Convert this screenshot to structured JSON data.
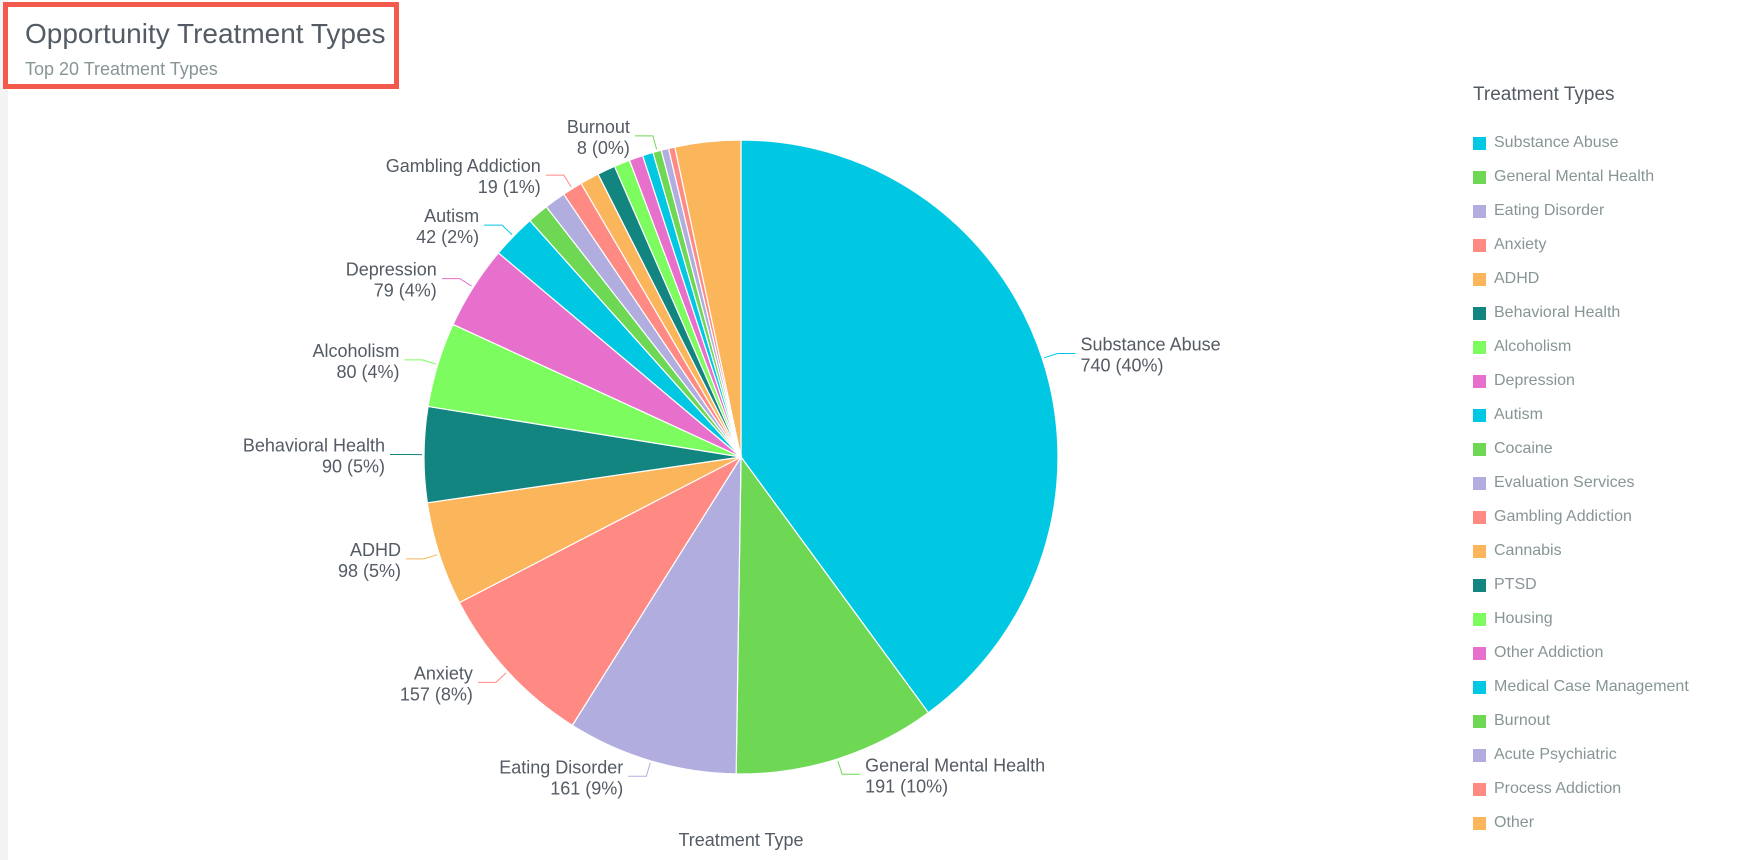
{
  "header": {
    "title": "Opportunity Treatment Types",
    "subtitle": "Top 20 Treatment Types"
  },
  "legend": {
    "title": "Treatment Types"
  },
  "chart_data": {
    "type": "pie",
    "title": "Opportunity Treatment Types",
    "subtitle": "Top 20 Treatment Types",
    "xlabel": "Treatment Type",
    "legend_title": "Treatment Types",
    "legend_position": "right",
    "slices": [
      {
        "name": "Substance Abuse",
        "value": 740,
        "label": "740 (40%)",
        "color": "#00c8e3",
        "show_label": true
      },
      {
        "name": "General Mental Health",
        "value": 191,
        "label": "191 (10%)",
        "color": "#6ed855",
        "show_label": true
      },
      {
        "name": "Eating Disorder",
        "value": 161,
        "label": "161 (9%)",
        "color": "#b1addf",
        "show_label": true
      },
      {
        "name": "Anxiety",
        "value": 157,
        "label": "157 (8%)",
        "color": "#ff8a84",
        "show_label": true
      },
      {
        "name": "ADHD",
        "value": 98,
        "label": "98 (5%)",
        "color": "#fbb55a",
        "show_label": true
      },
      {
        "name": "Behavioral Health",
        "value": 90,
        "label": "90 (5%)",
        "color": "#138580",
        "show_label": true
      },
      {
        "name": "Alcoholism",
        "value": 80,
        "label": "80 (4%)",
        "color": "#7cfc5e",
        "show_label": true
      },
      {
        "name": "Depression",
        "value": 79,
        "label": "79 (4%)",
        "color": "#e770cc",
        "show_label": true
      },
      {
        "name": "Autism",
        "value": 42,
        "label": "42 (2%)",
        "color": "#00c8e3",
        "show_label": true
      },
      {
        "name": "Cocaine",
        "value": 20,
        "label": "",
        "color": "#6ed855",
        "show_label": false
      },
      {
        "name": "Evaluation Services",
        "value": 20,
        "label": "",
        "color": "#b1addf",
        "show_label": false
      },
      {
        "name": "Gambling Addiction",
        "value": 19,
        "label": "19 (1%)",
        "color": "#ff8a84",
        "show_label": true
      },
      {
        "name": "Cannabis",
        "value": 18,
        "label": "",
        "color": "#fbb55a",
        "show_label": false
      },
      {
        "name": "PTSD",
        "value": 17,
        "label": "",
        "color": "#138580",
        "show_label": false
      },
      {
        "name": "Housing",
        "value": 15,
        "label": "",
        "color": "#7cfc5e",
        "show_label": false
      },
      {
        "name": "Other Addiction",
        "value": 13,
        "label": "",
        "color": "#e770cc",
        "show_label": false
      },
      {
        "name": "Medical Case Management",
        "value": 10,
        "label": "",
        "color": "#00c8e3",
        "show_label": false
      },
      {
        "name": "Burnout",
        "value": 8,
        "label": "8 (0%)",
        "color": "#6ed855",
        "show_label": true
      },
      {
        "name": "Acute Psychiatric",
        "value": 7,
        "label": "",
        "color": "#b1addf",
        "show_label": false
      },
      {
        "name": "Process Addiction",
        "value": 6,
        "label": "",
        "color": "#ff8a84",
        "show_label": false
      },
      {
        "name": "Other",
        "value": 62,
        "label": "",
        "color": "#fbb55a",
        "show_label": false
      }
    ]
  }
}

◆ Problem description ◆
Filter the entries down to the lines with the word "subtitle" in them.

◆ In response ◆
    "subtitle": "Top 20 Treatment Types"
    "subtitle": "Top 20 Treatment Types",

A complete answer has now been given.